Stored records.
---

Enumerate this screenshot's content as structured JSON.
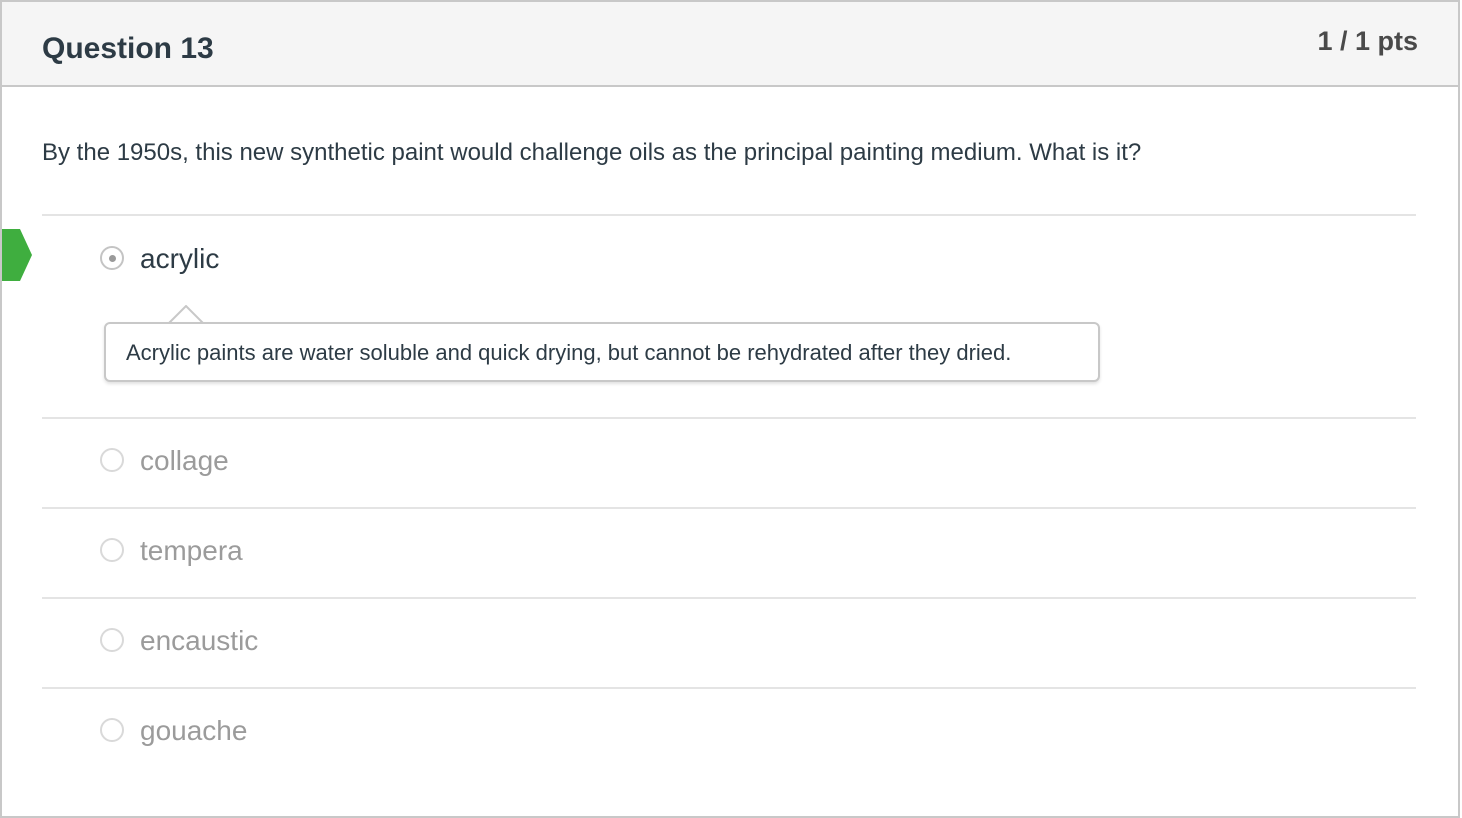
{
  "question": {
    "title": "Question 13",
    "points": "1 / 1 pts",
    "text": "By the 1950s, this new synthetic paint would challenge oils as the principal painting medium. What is it?"
  },
  "answers": [
    {
      "label": "acrylic",
      "selected": true,
      "correct": true
    },
    {
      "label": "collage",
      "selected": false
    },
    {
      "label": "tempera",
      "selected": false
    },
    {
      "label": "encaustic",
      "selected": false
    },
    {
      "label": "gouache",
      "selected": false
    }
  ],
  "comment": {
    "text": "Acrylic paints are water soluble and quick drying, but cannot be rehydrated after they dried."
  },
  "icons": {
    "correct_marker": "correct-answer-arrow-icon"
  },
  "colors": {
    "correct_marker": "#3fae3f",
    "header_bg": "#f5f5f5",
    "text_dark": "#2d3b45",
    "text_muted": "#9b9b9b"
  }
}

---

Aim of the task. Copy out each line exactly, without the pictures.

Result of the exercise.
Enumerate this screenshot's content as structured JSON.
{
  "question": {
    "title": "Question 13",
    "points": "1 / 1 pts",
    "text": "By the 1950s, this new synthetic paint would challenge oils as the principal painting medium. What is it?"
  },
  "answers": [
    {
      "label": "acrylic",
      "selected": true,
      "correct": true
    },
    {
      "label": "collage",
      "selected": false
    },
    {
      "label": "tempera",
      "selected": false
    },
    {
      "label": "encaustic",
      "selected": false
    },
    {
      "label": "gouache",
      "selected": false
    }
  ],
  "comment": {
    "text": "Acrylic paints are water soluble and quick drying, but cannot be rehydrated after they dried."
  },
  "icons": {
    "correct_marker": "correct-answer-arrow-icon"
  },
  "colors": {
    "correct_marker": "#3fae3f",
    "header_bg": "#f5f5f5",
    "text_dark": "#2d3b45",
    "text_muted": "#9b9b9b"
  }
}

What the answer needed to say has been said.